_TASK STATEMENT_. Extract, from the listing that follows, each line containing the word "this".
◇ ◇ ◇ ◇ ◇
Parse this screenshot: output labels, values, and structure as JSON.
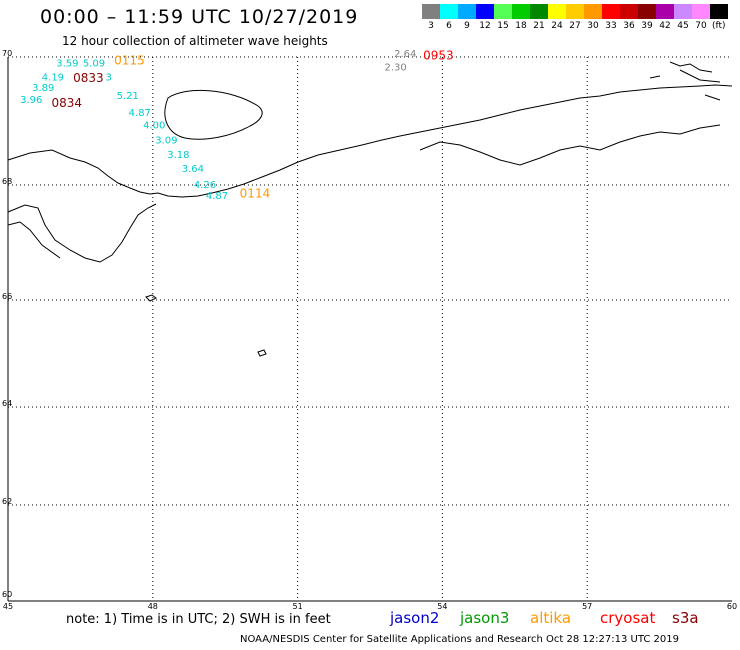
{
  "header": {
    "title": "00:00 – 11:59 UTC 10/27/2019",
    "subtitle": "12 hour collection of altimeter wave heights"
  },
  "color_scale": {
    "unit": "(ft)",
    "items": [
      {
        "label": "3",
        "color": "#808080"
      },
      {
        "label": "6",
        "color": "#00ffff"
      },
      {
        "label": "9",
        "color": "#00aaff"
      },
      {
        "label": "12",
        "color": "#0000ff"
      },
      {
        "label": "15",
        "color": "#55ff55"
      },
      {
        "label": "18",
        "color": "#00cc00"
      },
      {
        "label": "21",
        "color": "#008800"
      },
      {
        "label": "24",
        "color": "#ffff00"
      },
      {
        "label": "27",
        "color": "#ffcc00"
      },
      {
        "label": "30",
        "color": "#ff9900"
      },
      {
        "label": "33",
        "color": "#ff0000"
      },
      {
        "label": "36",
        "color": "#cc0000"
      },
      {
        "label": "39",
        "color": "#880000"
      },
      {
        "label": "42",
        "color": "#aa00aa"
      },
      {
        "label": "45",
        "color": "#cc88ff"
      },
      {
        "label": "70",
        "color": "#ff88ff"
      },
      {
        "label": "",
        "color": "#000000"
      }
    ]
  },
  "map": {
    "lon_labels": [
      "45",
      "48",
      "51",
      "54",
      "57",
      "60"
    ],
    "lat_labels": [
      "70",
      "68",
      "66",
      "64",
      "62",
      "60"
    ],
    "observations": [
      {
        "text": "3.59",
        "lon": 46.0,
        "lat": 69.85,
        "color": "#00cccc"
      },
      {
        "text": "5.09",
        "lon": 46.55,
        "lat": 69.85,
        "color": "#00cccc"
      },
      {
        "text": "4.19",
        "lon": 45.7,
        "lat": 69.63,
        "color": "#00cccc"
      },
      {
        "text": "3",
        "lon": 47.02,
        "lat": 69.63,
        "color": "#00cccc"
      },
      {
        "text": "3.89",
        "lon": 45.5,
        "lat": 69.47,
        "color": "#00cccc"
      },
      {
        "text": "3.96",
        "lon": 45.25,
        "lat": 69.28,
        "color": "#00cccc"
      },
      {
        "text": "5.21",
        "lon": 47.25,
        "lat": 69.34,
        "color": "#00cccc"
      },
      {
        "text": "4.87",
        "lon": 47.5,
        "lat": 69.08,
        "color": "#00cccc"
      },
      {
        "text": "4.00",
        "lon": 47.8,
        "lat": 68.88,
        "color": "#00cccc"
      },
      {
        "text": "3.09",
        "lon": 48.05,
        "lat": 68.65,
        "color": "#00cccc"
      },
      {
        "text": "3.18",
        "lon": 48.3,
        "lat": 68.42,
        "color": "#00cccc"
      },
      {
        "text": "3.64",
        "lon": 48.6,
        "lat": 68.2,
        "color": "#00cccc"
      },
      {
        "text": "4.26",
        "lon": 48.85,
        "lat": 67.95,
        "color": "#00cccc"
      },
      {
        "text": "4.87",
        "lon": 49.1,
        "lat": 67.76,
        "color": "#00cccc"
      },
      {
        "text": "2.64",
        "lon": 53.0,
        "lat": 70.0,
        "color": "#808080"
      },
      {
        "text": "2.30",
        "lon": 52.8,
        "lat": 69.79,
        "color": "#808080"
      }
    ],
    "pass_times": [
      {
        "text": "0115",
        "lon": 47.2,
        "lat": 69.88,
        "color": "#ff9900"
      },
      {
        "text": "0833",
        "lon": 46.35,
        "lat": 69.61,
        "color": "#880000"
      },
      {
        "text": "0834",
        "lon": 45.9,
        "lat": 69.22,
        "color": "#880000"
      },
      {
        "text": "0114",
        "lon": 49.8,
        "lat": 67.78,
        "color": "#ff9900"
      },
      {
        "text": "0953",
        "lon": 53.6,
        "lat": 69.96,
        "color": "#ff0000"
      }
    ]
  },
  "footer": {
    "note": "note: 1) Time is in UTC; 2) SWH is in feet",
    "satellites": [
      {
        "name": "jason2",
        "color": "#0000cc"
      },
      {
        "name": "jason3",
        "color": "#009900"
      },
      {
        "name": "altika",
        "color": "#ff9900"
      },
      {
        "name": "cryosat",
        "color": "#ff0000"
      },
      {
        "name": "s3a",
        "color": "#880000"
      }
    ],
    "credit": "NOAA/NESDIS Center for Satellite Applications and Research   Oct 28 12:27:13 UTC 2019"
  }
}
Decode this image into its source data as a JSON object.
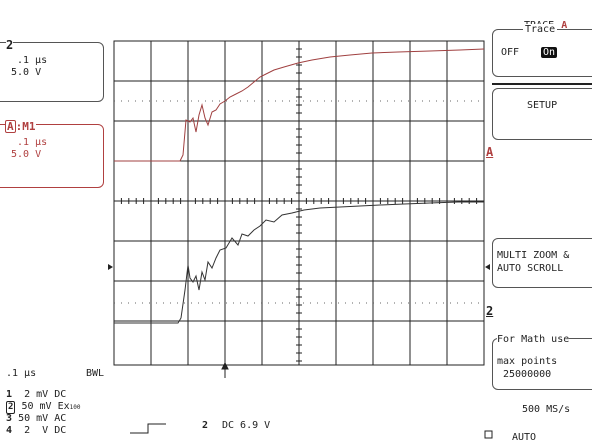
{
  "trace_menu": {
    "title_prefix": "TRACE",
    "title_letter": "A",
    "group_label": "Trace",
    "off_label": "OFF",
    "on_label": "On"
  },
  "setup_button": "SETUP",
  "multi_zoom": {
    "line1": "MULTI ZOOM &",
    "line2": "AUTO SCROLL"
  },
  "math_box": {
    "line1": "For Math use",
    "line2": "max points",
    "line3": "25000000"
  },
  "sample_rate": "500 MS/s",
  "auto_label": "AUTO",
  "ch2_box": {
    "label": "2",
    "timebase": ".1 μs",
    "volts": "5.0 V"
  },
  "a_box": {
    "label_letter": "A",
    "label_rest": ":M1",
    "timebase": ".1 μs",
    "volts": "5.0 V"
  },
  "trace_markers": {
    "a": "A",
    "ch2": "2"
  },
  "bottom": {
    "timebase": ".1 μs",
    "bwl": "BWL",
    "channels": [
      {
        "num": "1",
        "volts": "2 mV",
        "coupling": "DC"
      },
      {
        "num": "2",
        "volts": "50 mV",
        "coupling": "Ex",
        "probe": "100"
      },
      {
        "num": "3",
        "volts": "50 mV",
        "coupling": "AC"
      },
      {
        "num": "4",
        "volts": "2  V",
        "coupling": "DC"
      }
    ],
    "trigger_channel": "2",
    "trigger_info": "DC 6.9 V"
  },
  "colors": {
    "trace_a": "#a04040",
    "trace_2": "#333333",
    "grid": "#222222"
  }
}
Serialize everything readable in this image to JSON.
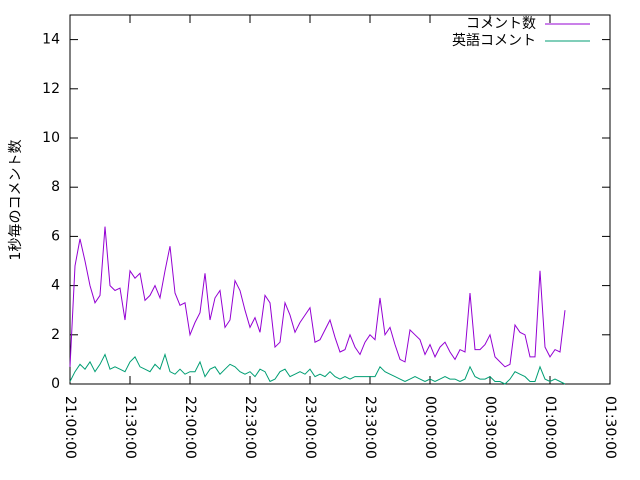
{
  "chart_data": {
    "type": "line",
    "y_label": "1秒毎のコメント数",
    "x": [
      "21:00:00",
      "21:02:30",
      "21:05:00",
      "21:07:30",
      "21:10:00",
      "21:12:30",
      "21:15:00",
      "21:17:30",
      "21:20:00",
      "21:22:30",
      "21:25:00",
      "21:27:30",
      "21:30:00",
      "21:32:30",
      "21:35:00",
      "21:37:30",
      "21:40:00",
      "21:42:30",
      "21:45:00",
      "21:47:30",
      "21:50:00",
      "21:52:30",
      "21:55:00",
      "21:57:30",
      "22:00:00",
      "22:02:30",
      "22:05:00",
      "22:07:30",
      "22:10:00",
      "22:12:30",
      "22:15:00",
      "22:17:30",
      "22:20:00",
      "22:22:30",
      "22:25:00",
      "22:27:30",
      "22:30:00",
      "22:32:30",
      "22:35:00",
      "22:37:30",
      "22:40:00",
      "22:42:30",
      "22:45:00",
      "22:47:30",
      "22:50:00",
      "22:52:30",
      "22:55:00",
      "22:57:30",
      "23:00:00",
      "23:02:30",
      "23:05:00",
      "23:07:30",
      "23:10:00",
      "23:12:30",
      "23:15:00",
      "23:17:30",
      "23:20:00",
      "23:22:30",
      "23:25:00",
      "23:27:30",
      "23:30:00",
      "23:32:30",
      "23:35:00",
      "23:37:30",
      "23:40:00",
      "23:42:30",
      "23:45:00",
      "23:47:30",
      "23:50:00",
      "23:52:30",
      "23:55:00",
      "23:57:30",
      "00:00:00",
      "00:02:30",
      "00:05:00",
      "00:07:30",
      "00:10:00",
      "00:12:30",
      "00:15:00",
      "00:17:30",
      "00:20:00",
      "00:22:30",
      "00:25:00",
      "00:27:30",
      "00:30:00",
      "00:32:30",
      "00:35:00",
      "00:37:30",
      "00:40:00",
      "00:42:30",
      "00:45:00",
      "00:47:30",
      "00:50:00",
      "00:52:30",
      "00:55:00",
      "00:57:30",
      "01:00:00",
      "01:02:30",
      "01:05:00",
      "01:07:30"
    ],
    "series": [
      {
        "name": "コメント数",
        "color": "#9400d3",
        "values": [
          0.7,
          4.8,
          5.9,
          5,
          4,
          3.3,
          3.6,
          6.4,
          4,
          3.8,
          3.9,
          2.6,
          4.6,
          4.3,
          4.5,
          3.4,
          3.6,
          4,
          3.5,
          4.6,
          5.6,
          3.7,
          3.2,
          3.3,
          2,
          2.5,
          2.9,
          4.5,
          2.6,
          3.5,
          3.8,
          2.3,
          2.6,
          4.2,
          3.8,
          3,
          2.3,
          2.7,
          2.1,
          3.6,
          3.3,
          1.5,
          1.7,
          3.3,
          2.8,
          2.1,
          2.5,
          2.8,
          3.1,
          1.7,
          1.8,
          2.2,
          2.6,
          1.9,
          1.3,
          1.4,
          2,
          1.5,
          1.2,
          1.7,
          2,
          1.8,
          3.5,
          2,
          2.3,
          1.6,
          1,
          0.9,
          2.2,
          2,
          1.8,
          1.2,
          1.6,
          1.1,
          1.5,
          1.7,
          1.3,
          1,
          1.4,
          1.3,
          3.7,
          1.4,
          1.4,
          1.6,
          2,
          1.1,
          0.9,
          0.7,
          0.8,
          2.4,
          2.1,
          2,
          1.1,
          1.1,
          4.6,
          1.5,
          1.1,
          1.4,
          1.3,
          3
        ]
      },
      {
        "name": "英語コメント",
        "color": "#009e73",
        "values": [
          0.1,
          0.5,
          0.8,
          0.6,
          0.9,
          0.5,
          0.8,
          1.2,
          0.6,
          0.7,
          0.6,
          0.5,
          0.9,
          1.1,
          0.7,
          0.6,
          0.5,
          0.8,
          0.6,
          1.2,
          0.5,
          0.4,
          0.6,
          0.4,
          0.5,
          0.5,
          0.9,
          0.3,
          0.6,
          0.7,
          0.4,
          0.6,
          0.8,
          0.7,
          0.5,
          0.4,
          0.5,
          0.3,
          0.6,
          0.5,
          0.1,
          0.2,
          0.5,
          0.6,
          0.3,
          0.4,
          0.5,
          0.4,
          0.6,
          0.3,
          0.4,
          0.3,
          0.5,
          0.3,
          0.2,
          0.3,
          0.2,
          0.3,
          0.3,
          0.3,
          0.3,
          0.3,
          0.7,
          0.5,
          0.4,
          0.3,
          0.2,
          0.1,
          0.2,
          0.3,
          0.2,
          0.1,
          0.2,
          0.1,
          0.2,
          0.3,
          0.2,
          0.2,
          0.1,
          0.2,
          0.7,
          0.3,
          0.2,
          0.2,
          0.3,
          0.1,
          0.1,
          0,
          0.2,
          0.5,
          0.4,
          0.3,
          0.1,
          0.1,
          0.7,
          0.2,
          0.1,
          0.2,
          0.1,
          0
        ]
      }
    ],
    "xlim": [
      "21:00:00",
      "01:30:00"
    ],
    "xticks": [
      "21:00:00",
      "21:30:00",
      "22:00:00",
      "22:30:00",
      "23:00:00",
      "23:30:00",
      "00:00:00",
      "00:30:00",
      "01:00:00",
      "01:30:00"
    ],
    "ylim": [
      0,
      15
    ],
    "yticks": [
      0,
      2,
      4,
      6,
      8,
      10,
      12,
      14
    ],
    "legend": "top-right"
  }
}
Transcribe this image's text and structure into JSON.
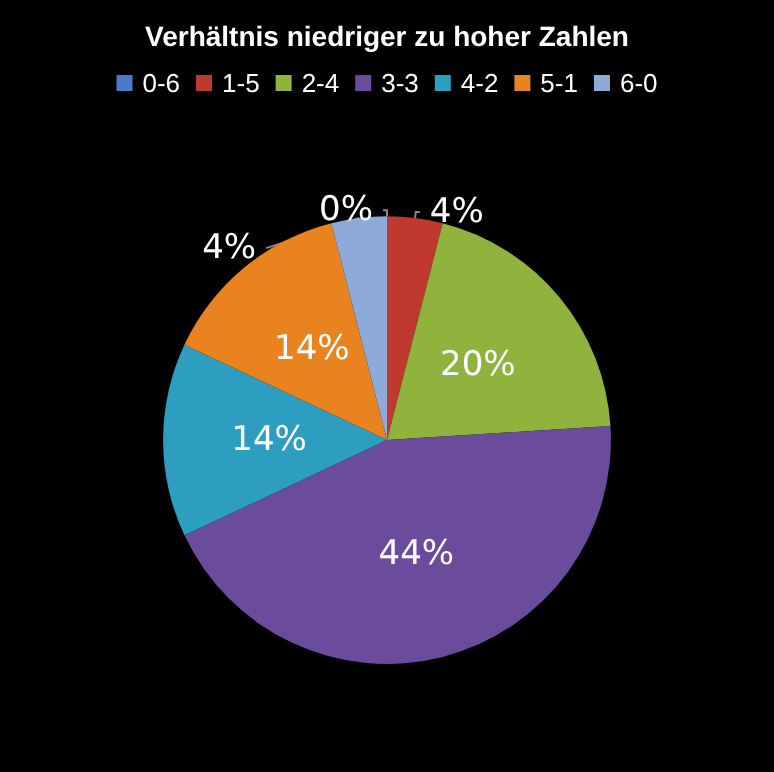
{
  "chart_data": {
    "type": "pie",
    "title": "Verhältnis niedriger zu hoher Zahlen",
    "categories": [
      "0-6",
      "1-5",
      "2-4",
      "3-3",
      "4-2",
      "5-1",
      "6-0"
    ],
    "values": [
      0,
      4,
      20,
      44,
      14,
      14,
      4
    ],
    "colors": [
      "#4a7ac8",
      "#c0392f",
      "#8fb33c",
      "#6b4b9c",
      "#2e9ec0",
      "#e8831f",
      "#8eaad9"
    ],
    "value_labels": [
      "0%",
      "4%",
      "20%",
      "44%",
      "14%",
      "14%",
      "4%"
    ],
    "legend": "top"
  }
}
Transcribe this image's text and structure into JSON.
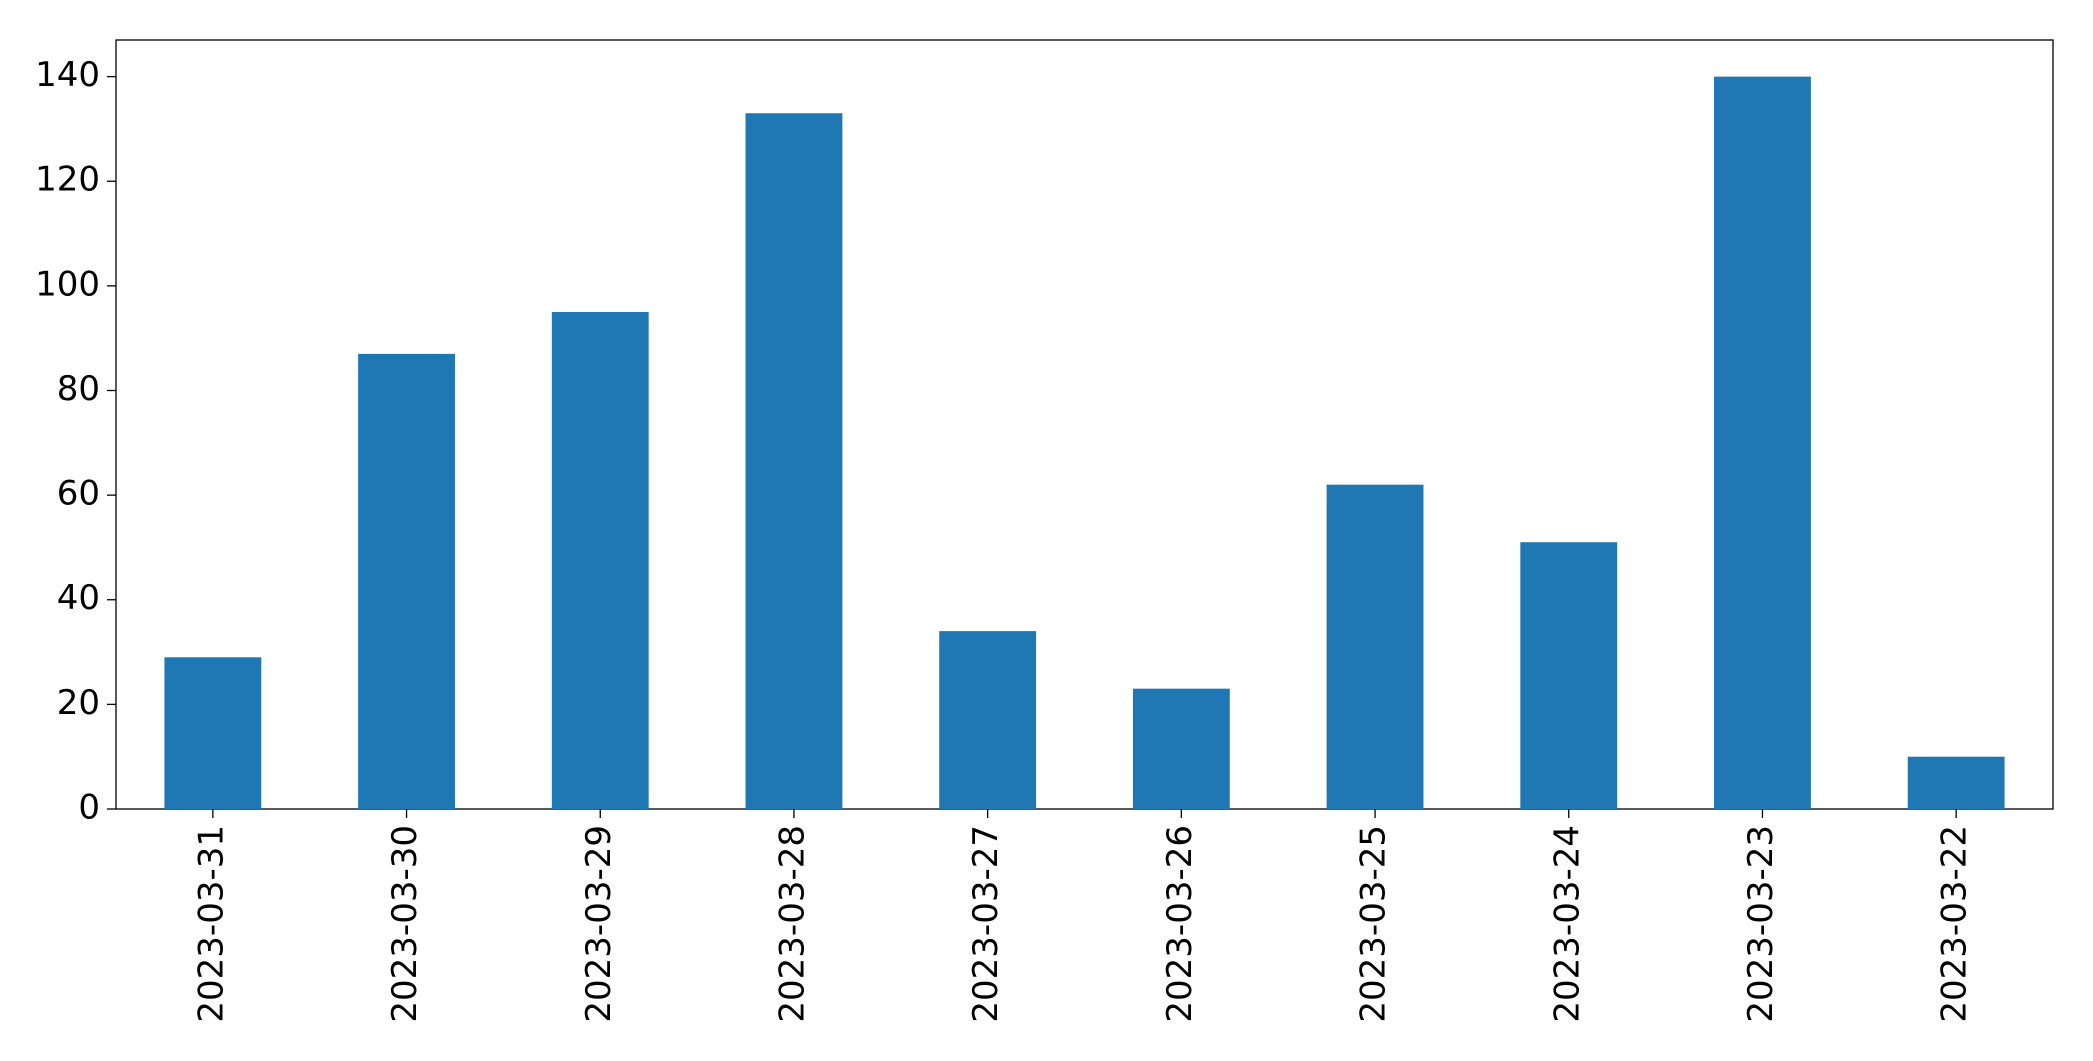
{
  "chart_data": {
    "type": "bar",
    "categories": [
      "2023-03-31",
      "2023-03-30",
      "2023-03-29",
      "2023-03-28",
      "2023-03-27",
      "2023-03-26",
      "2023-03-25",
      "2023-03-24",
      "2023-03-23",
      "2023-03-22"
    ],
    "values": [
      29,
      87,
      95,
      133,
      34,
      23,
      62,
      51,
      140,
      10
    ],
    "color": "#1f77b4",
    "ylim": [
      0,
      147
    ],
    "yticks": [
      0,
      20,
      40,
      60,
      80,
      100,
      120,
      140
    ],
    "grid": false
  }
}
◇ ◇ ◇ ◇ ◇
_FULL ANSWER_.
Parse this screenshot: output labels, values, and structure as JSON.
Decode this image into its source data as a JSON object.
Serialize everything readable in this image to JSON.
Transcribe this image's text and structure into JSON.
Transcribe this image's text and structure into JSON.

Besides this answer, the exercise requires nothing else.